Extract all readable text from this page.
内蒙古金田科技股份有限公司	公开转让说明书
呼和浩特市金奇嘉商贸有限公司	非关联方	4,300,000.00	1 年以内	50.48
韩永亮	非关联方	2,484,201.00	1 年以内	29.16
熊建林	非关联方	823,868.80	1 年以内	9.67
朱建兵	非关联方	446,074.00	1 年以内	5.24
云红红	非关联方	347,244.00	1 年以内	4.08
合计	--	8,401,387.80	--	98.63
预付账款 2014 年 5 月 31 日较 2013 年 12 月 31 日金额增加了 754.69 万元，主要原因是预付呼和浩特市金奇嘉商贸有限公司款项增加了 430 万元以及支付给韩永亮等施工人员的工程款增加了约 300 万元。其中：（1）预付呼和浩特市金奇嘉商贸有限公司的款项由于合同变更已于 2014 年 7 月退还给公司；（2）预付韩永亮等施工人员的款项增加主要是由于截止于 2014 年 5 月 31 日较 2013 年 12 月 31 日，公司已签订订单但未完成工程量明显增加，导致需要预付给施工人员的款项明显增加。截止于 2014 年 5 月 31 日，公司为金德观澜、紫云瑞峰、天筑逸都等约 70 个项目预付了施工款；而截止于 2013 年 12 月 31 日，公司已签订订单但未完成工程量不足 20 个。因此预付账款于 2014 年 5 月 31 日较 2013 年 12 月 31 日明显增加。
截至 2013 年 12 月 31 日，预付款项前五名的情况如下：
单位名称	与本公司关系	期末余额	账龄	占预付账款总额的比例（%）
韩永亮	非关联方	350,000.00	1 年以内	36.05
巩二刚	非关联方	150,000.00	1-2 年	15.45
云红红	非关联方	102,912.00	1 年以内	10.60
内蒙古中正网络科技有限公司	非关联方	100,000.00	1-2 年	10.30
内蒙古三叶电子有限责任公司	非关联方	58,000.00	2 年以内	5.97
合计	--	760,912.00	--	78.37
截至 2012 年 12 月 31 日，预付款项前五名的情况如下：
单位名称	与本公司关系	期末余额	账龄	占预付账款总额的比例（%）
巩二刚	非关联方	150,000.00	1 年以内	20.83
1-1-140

• Problem details:
Count up every line above that has the word "预付款项前五名的情况如下" in it; answer with the number alone.

• Answer to the exercise:
2